> Goal
Return the lines from the start of the records through the line containing "- candlestick: [58, 121, 63, 142]", reproducing each one verbatim.

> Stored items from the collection
______

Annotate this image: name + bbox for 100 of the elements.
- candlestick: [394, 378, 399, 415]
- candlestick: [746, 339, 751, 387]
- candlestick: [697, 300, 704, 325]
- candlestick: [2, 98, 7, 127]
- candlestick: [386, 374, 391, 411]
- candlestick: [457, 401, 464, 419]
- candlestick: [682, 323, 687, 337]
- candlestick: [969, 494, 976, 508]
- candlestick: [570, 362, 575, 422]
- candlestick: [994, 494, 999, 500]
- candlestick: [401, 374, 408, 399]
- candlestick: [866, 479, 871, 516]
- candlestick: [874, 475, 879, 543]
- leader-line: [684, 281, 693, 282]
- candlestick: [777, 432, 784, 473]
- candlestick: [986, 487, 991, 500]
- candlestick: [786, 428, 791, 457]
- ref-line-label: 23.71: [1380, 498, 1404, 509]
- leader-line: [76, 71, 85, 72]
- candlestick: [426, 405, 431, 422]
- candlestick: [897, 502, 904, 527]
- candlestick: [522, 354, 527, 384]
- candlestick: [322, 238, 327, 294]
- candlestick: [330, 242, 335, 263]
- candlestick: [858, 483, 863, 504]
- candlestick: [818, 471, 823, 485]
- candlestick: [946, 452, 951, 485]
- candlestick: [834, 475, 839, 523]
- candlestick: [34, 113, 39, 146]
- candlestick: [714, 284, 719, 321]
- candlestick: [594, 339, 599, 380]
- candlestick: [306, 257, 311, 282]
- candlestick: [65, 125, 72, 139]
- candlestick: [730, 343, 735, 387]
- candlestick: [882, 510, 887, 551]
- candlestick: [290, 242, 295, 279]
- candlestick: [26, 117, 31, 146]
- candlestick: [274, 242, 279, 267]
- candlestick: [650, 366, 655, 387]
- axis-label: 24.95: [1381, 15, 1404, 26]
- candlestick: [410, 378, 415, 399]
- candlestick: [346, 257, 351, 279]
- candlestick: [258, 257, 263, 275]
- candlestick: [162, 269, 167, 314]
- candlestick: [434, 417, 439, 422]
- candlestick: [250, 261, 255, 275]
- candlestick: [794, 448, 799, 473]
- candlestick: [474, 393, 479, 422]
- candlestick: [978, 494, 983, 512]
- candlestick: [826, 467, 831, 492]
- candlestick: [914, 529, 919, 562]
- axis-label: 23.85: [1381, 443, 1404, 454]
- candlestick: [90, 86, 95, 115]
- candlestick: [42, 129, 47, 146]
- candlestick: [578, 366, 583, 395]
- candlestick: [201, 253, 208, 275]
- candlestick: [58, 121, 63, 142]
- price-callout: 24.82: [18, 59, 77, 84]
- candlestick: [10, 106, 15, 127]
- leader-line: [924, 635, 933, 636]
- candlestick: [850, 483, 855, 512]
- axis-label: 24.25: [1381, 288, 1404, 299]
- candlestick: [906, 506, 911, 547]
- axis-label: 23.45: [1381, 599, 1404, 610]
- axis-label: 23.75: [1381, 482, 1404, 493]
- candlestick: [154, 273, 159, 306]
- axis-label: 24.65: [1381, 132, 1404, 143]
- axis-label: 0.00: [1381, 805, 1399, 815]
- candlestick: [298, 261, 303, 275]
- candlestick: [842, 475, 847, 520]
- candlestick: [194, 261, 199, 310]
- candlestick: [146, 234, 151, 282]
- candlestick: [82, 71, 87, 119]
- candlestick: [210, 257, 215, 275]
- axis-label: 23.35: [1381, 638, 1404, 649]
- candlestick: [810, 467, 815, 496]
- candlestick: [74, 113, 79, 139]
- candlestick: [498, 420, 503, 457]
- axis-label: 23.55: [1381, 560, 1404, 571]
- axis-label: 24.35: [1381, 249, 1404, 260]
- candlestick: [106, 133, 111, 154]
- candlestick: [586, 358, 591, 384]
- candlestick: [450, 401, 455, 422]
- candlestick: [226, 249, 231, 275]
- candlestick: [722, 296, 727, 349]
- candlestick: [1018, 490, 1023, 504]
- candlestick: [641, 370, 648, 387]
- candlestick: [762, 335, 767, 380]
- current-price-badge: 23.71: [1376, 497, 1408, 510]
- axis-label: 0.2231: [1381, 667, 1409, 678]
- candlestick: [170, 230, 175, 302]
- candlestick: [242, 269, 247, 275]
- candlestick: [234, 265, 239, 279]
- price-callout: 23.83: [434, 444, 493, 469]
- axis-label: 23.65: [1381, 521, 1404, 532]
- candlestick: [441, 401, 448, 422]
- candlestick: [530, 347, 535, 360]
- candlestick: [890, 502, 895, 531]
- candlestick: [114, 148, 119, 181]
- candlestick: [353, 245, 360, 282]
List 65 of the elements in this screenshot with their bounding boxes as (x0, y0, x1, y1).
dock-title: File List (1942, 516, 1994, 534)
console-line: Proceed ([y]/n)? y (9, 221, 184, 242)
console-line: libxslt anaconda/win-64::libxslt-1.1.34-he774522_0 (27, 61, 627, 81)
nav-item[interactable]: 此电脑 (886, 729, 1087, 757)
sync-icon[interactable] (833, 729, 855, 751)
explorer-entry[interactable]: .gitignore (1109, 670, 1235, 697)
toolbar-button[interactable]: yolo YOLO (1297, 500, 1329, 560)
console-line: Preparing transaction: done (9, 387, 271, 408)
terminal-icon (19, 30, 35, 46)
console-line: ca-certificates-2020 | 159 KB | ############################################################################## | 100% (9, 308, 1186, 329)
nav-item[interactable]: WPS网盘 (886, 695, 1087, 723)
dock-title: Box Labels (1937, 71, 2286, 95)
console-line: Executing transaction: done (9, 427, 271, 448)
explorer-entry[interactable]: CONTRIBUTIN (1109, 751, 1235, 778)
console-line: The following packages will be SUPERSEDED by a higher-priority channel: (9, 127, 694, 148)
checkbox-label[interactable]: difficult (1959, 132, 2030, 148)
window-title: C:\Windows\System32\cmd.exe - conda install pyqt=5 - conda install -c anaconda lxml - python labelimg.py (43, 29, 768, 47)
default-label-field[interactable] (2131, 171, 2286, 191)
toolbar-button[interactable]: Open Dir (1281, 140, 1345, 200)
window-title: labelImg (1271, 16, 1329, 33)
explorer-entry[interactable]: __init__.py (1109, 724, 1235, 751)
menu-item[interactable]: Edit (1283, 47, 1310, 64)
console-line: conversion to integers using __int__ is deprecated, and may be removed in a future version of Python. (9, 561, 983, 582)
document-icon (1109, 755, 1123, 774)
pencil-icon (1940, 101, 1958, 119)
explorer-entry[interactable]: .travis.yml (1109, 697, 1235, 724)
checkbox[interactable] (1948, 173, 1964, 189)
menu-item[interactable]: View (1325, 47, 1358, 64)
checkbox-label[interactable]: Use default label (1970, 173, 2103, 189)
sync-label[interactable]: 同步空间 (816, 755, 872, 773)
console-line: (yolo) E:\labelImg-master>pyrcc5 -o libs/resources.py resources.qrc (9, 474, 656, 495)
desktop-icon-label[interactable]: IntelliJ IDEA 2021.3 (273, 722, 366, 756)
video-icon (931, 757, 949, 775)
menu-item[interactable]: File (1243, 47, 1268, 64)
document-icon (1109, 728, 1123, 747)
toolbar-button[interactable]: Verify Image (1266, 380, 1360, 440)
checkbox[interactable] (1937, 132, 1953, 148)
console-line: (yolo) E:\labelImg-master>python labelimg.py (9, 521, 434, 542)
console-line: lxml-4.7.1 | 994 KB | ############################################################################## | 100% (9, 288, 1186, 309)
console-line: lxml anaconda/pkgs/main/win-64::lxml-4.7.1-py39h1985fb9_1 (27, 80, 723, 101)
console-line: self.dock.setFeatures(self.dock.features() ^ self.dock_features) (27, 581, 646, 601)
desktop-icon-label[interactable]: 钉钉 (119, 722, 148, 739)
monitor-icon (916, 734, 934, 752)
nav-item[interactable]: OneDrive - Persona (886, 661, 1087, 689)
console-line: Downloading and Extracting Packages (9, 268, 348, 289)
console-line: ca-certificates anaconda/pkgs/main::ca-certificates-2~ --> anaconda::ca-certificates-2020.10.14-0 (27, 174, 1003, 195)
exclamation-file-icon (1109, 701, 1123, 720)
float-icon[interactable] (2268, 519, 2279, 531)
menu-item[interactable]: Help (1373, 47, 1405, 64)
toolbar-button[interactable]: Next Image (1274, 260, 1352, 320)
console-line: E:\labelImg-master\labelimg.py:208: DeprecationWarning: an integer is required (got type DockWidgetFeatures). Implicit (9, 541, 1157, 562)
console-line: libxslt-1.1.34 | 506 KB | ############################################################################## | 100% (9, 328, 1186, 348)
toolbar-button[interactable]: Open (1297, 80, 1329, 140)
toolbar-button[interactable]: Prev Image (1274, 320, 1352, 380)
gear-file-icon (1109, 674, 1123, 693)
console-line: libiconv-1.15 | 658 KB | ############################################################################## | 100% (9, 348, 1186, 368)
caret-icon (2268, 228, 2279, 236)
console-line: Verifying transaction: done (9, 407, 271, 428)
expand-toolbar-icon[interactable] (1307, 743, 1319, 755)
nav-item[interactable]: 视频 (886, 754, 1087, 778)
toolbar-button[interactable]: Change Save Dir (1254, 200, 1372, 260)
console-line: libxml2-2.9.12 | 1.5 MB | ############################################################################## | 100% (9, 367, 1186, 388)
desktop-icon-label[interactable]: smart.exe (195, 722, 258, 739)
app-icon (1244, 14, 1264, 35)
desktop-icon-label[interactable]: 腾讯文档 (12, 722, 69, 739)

______

> Final result
Annotate this image: name + bbox for 100 of the elements.
- candlestick: [394, 378, 399, 415]
- candlestick: [746, 339, 751, 387]
- candlestick: [697, 300, 704, 325]
- candlestick: [2, 98, 7, 127]
- candlestick: [386, 374, 391, 411]
- candlestick: [457, 401, 464, 419]
- candlestick: [682, 323, 687, 337]
- candlestick: [969, 494, 976, 508]
- candlestick: [570, 362, 575, 422]
- candlestick: [994, 494, 999, 500]
- candlestick: [401, 374, 408, 399]
- candlestick: [866, 479, 871, 516]
- candlestick: [874, 475, 879, 543]
- leader-line: [684, 281, 693, 282]
- candlestick: [777, 432, 784, 473]
- candlestick: [986, 487, 991, 500]
- candlestick: [786, 428, 791, 457]
- ref-line-label: 23.71: [1380, 498, 1404, 509]
- leader-line: [76, 71, 85, 72]
- candlestick: [426, 405, 431, 422]
- candlestick: [897, 502, 904, 527]
- candlestick: [522, 354, 527, 384]
- candlestick: [322, 238, 327, 294]
- candlestick: [330, 242, 335, 263]
- candlestick: [858, 483, 863, 504]
- candlestick: [818, 471, 823, 485]
- candlestick: [946, 452, 951, 485]
- candlestick: [834, 475, 839, 523]
- candlestick: [34, 113, 39, 146]
- candlestick: [714, 284, 719, 321]
- candlestick: [594, 339, 599, 380]
- candlestick: [306, 257, 311, 282]
- candlestick: [65, 125, 72, 139]
- candlestick: [730, 343, 735, 387]
- candlestick: [882, 510, 887, 551]
- candlestick: [290, 242, 295, 279]
- candlestick: [26, 117, 31, 146]
- candlestick: [274, 242, 279, 267]
- candlestick: [650, 366, 655, 387]
- axis-label: 24.95: [1381, 15, 1404, 26]
- candlestick: [410, 378, 415, 399]
- candlestick: [346, 257, 351, 279]
- candlestick: [258, 257, 263, 275]
- candlestick: [162, 269, 167, 314]
- candlestick: [434, 417, 439, 422]
- candlestick: [250, 261, 255, 275]
- candlestick: [794, 448, 799, 473]
- candlestick: [474, 393, 479, 422]
- candlestick: [978, 494, 983, 512]
- candlestick: [826, 467, 831, 492]
- candlestick: [914, 529, 919, 562]
- axis-label: 23.85: [1381, 443, 1404, 454]
- candlestick: [90, 86, 95, 115]
- candlestick: [42, 129, 47, 146]
- candlestick: [578, 366, 583, 395]
- candlestick: [201, 253, 208, 275]
- candlestick: [58, 121, 63, 142]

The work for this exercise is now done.